- **DO THIS**
All lines featuring the string "document" are to be listed.

Data items
###

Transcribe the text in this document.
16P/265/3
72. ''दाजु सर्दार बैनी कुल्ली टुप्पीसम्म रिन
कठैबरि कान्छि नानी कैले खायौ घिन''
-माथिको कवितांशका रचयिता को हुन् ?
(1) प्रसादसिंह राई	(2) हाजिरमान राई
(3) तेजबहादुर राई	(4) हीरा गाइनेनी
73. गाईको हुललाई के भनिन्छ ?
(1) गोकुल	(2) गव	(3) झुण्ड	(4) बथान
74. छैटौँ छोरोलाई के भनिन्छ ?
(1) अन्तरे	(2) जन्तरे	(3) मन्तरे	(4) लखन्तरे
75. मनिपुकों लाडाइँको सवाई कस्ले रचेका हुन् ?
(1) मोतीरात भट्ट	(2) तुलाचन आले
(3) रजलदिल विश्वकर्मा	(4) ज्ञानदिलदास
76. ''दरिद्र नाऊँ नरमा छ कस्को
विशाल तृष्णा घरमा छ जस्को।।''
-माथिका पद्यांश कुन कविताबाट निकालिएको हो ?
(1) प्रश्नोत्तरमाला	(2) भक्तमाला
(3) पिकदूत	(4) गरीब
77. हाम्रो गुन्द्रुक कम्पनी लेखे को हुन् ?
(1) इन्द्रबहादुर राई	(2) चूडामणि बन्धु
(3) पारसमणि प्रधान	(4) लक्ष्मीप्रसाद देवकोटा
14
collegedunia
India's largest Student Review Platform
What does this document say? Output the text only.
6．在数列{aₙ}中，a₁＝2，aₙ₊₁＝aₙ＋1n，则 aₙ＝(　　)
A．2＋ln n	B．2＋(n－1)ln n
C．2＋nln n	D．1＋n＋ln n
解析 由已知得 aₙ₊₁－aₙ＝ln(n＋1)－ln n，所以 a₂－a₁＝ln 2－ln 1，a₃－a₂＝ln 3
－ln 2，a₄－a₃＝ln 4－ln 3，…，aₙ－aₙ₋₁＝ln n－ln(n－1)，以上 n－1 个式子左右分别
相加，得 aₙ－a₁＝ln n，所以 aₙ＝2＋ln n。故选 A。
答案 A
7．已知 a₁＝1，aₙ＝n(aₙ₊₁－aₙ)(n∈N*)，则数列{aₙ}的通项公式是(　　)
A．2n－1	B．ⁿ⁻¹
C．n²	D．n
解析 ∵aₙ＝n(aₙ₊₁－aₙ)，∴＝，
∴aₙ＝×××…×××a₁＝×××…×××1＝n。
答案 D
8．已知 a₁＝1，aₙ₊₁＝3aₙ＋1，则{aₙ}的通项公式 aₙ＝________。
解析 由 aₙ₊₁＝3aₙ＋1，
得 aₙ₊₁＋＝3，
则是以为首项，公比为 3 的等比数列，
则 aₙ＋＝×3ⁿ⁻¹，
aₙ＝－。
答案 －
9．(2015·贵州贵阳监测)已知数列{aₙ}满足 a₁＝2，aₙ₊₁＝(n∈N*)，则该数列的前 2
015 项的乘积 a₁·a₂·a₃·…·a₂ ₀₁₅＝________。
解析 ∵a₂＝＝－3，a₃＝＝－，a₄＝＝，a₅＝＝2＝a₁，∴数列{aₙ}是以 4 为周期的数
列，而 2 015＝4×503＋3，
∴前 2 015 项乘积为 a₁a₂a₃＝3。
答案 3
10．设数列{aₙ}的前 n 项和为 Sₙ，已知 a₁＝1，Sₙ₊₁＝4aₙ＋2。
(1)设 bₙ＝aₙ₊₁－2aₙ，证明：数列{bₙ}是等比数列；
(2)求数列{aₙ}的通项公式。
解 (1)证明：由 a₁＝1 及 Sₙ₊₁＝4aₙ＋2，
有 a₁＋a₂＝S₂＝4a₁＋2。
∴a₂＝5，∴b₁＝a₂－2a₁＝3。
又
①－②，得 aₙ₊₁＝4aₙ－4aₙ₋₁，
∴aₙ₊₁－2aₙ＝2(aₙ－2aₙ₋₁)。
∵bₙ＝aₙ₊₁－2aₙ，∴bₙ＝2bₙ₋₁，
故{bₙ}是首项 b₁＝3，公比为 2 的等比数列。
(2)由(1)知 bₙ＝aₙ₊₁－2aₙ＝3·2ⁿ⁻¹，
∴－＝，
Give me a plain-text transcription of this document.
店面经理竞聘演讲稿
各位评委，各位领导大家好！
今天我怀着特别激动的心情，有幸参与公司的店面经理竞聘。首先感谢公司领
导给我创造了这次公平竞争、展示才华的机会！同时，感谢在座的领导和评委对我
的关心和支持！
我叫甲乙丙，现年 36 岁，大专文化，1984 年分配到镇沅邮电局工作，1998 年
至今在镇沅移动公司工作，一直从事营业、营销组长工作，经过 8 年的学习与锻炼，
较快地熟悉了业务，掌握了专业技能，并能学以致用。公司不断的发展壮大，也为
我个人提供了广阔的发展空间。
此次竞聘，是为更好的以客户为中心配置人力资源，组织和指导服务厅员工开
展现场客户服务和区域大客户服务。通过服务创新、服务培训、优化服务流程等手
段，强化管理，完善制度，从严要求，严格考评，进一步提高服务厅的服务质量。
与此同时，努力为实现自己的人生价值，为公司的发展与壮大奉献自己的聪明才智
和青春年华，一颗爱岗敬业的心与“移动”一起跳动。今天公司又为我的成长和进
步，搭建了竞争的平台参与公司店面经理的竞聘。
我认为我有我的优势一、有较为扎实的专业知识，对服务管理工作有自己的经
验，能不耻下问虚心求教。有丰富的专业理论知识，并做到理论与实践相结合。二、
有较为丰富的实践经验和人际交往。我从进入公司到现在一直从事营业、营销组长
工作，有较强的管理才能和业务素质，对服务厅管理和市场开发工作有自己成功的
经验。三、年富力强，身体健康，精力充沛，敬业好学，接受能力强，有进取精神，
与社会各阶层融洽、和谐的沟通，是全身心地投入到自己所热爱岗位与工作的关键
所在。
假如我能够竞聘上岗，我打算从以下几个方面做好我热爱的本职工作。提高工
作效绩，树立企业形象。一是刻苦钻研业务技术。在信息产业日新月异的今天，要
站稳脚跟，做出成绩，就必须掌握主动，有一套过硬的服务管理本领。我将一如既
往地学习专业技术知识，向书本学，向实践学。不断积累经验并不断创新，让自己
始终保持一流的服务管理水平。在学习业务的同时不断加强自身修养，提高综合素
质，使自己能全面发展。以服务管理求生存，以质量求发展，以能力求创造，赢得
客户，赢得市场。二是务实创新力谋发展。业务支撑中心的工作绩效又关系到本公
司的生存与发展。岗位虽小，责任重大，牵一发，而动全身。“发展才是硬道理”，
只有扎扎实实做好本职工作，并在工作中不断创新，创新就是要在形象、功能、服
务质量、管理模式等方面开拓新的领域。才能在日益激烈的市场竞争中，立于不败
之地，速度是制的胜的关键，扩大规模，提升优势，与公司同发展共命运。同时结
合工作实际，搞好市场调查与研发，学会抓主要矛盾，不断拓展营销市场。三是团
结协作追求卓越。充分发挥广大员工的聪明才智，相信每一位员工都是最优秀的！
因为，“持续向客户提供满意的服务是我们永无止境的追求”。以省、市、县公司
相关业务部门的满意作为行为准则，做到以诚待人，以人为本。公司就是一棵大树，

###

- **TASK SOLUTION**
Transcribe the text in this document.
What does this document say? Output the text only.
Give me a plain-text transcription of this document.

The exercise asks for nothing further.